━━━━━ ENTRIES SUPPLIED ━━━━━
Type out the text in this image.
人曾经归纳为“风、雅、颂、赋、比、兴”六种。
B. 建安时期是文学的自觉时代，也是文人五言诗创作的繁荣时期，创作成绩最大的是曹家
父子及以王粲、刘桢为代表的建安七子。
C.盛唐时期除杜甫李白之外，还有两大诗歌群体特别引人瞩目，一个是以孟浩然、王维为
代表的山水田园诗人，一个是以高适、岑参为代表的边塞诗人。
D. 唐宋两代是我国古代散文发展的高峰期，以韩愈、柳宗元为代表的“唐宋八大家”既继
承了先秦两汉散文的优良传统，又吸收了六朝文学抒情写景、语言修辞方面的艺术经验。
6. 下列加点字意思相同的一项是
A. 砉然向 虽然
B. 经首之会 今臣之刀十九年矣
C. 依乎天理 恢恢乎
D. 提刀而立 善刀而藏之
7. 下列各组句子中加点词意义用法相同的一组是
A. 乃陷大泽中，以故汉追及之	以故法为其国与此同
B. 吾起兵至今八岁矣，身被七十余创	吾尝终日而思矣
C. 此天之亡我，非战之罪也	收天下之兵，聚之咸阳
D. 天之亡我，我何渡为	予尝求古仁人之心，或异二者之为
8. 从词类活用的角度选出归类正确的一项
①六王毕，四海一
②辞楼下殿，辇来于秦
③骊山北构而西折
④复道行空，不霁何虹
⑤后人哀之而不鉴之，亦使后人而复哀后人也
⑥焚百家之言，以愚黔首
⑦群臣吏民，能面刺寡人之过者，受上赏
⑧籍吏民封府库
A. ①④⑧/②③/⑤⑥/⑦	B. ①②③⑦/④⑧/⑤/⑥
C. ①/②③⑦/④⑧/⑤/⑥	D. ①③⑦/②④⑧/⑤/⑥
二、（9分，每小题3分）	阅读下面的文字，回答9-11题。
━━━━━
> [YOUR INSTRUCTIONS]
Extract the complete listing above, reproducing each line exactly.

> [ANSWER]
Type out the text in this image.
人曾经归纳为“风、雅、颂、赋、比、兴”六种。
B. 建安时期是文学的自觉时代，也是文人五言诗创作的繁荣时期，创作成绩最大的是曹家
父子及以王粲、刘桢为代表的建安七子。
C.盛唐时期除杜甫李白之外，还有两大诗歌群体特别引人瞩目，一个是以孟浩然、王维为
代表的山水田园诗人，一个是以高适、岑参为代表的边塞诗人。
D. 唐宋两代是我国古代散文发展的高峰期，以韩愈、柳宗元为代表的“唐宋八大家”既继
承了先秦两汉散文的优良传统，又吸收了六朝文学抒情写景、语言修辞方面的艺术经验。
6. 下列加点字意思相同的一项是
A. 砉然向 虽然
B. 经首之会 今臣之刀十九年矣
C. 依乎天理 恢恢乎
D. 提刀而立 善刀而藏之
7. 下列各组句子中加点词意义用法相同的一组是
A. 乃陷大泽中，以故汉追及之	以故法为其国与此同
B. 吾起兵至今八岁矣，身被七十余创	吾尝终日而思矣
C. 此天之亡我，非战之罪也	收天下之兵，聚之咸阳
D. 天之亡我，我何渡为	予尝求古仁人之心，或异二者之为
8. 从词类活用的角度选出归类正确的一项
①六王毕，四海一
②辞楼下殿，辇来于秦
③骊山北构而西折
④复道行空，不霁何虹
⑤后人哀之而不鉴之，亦使后人而复哀后人也
⑥焚百家之言，以愚黔首
⑦群臣吏民，能面刺寡人之过者，受上赏
⑧籍吏民封府库
A. ①④⑧/②③/⑤⑥/⑦	B. ①②③⑦/④⑧/⑤/⑥
C. ①/②③⑦/④⑧/⑤/⑥	D. ①③⑦/②④⑧/⑤/⑥
二、（9分，每小题3分）	阅读下面的文字，回答9-11题。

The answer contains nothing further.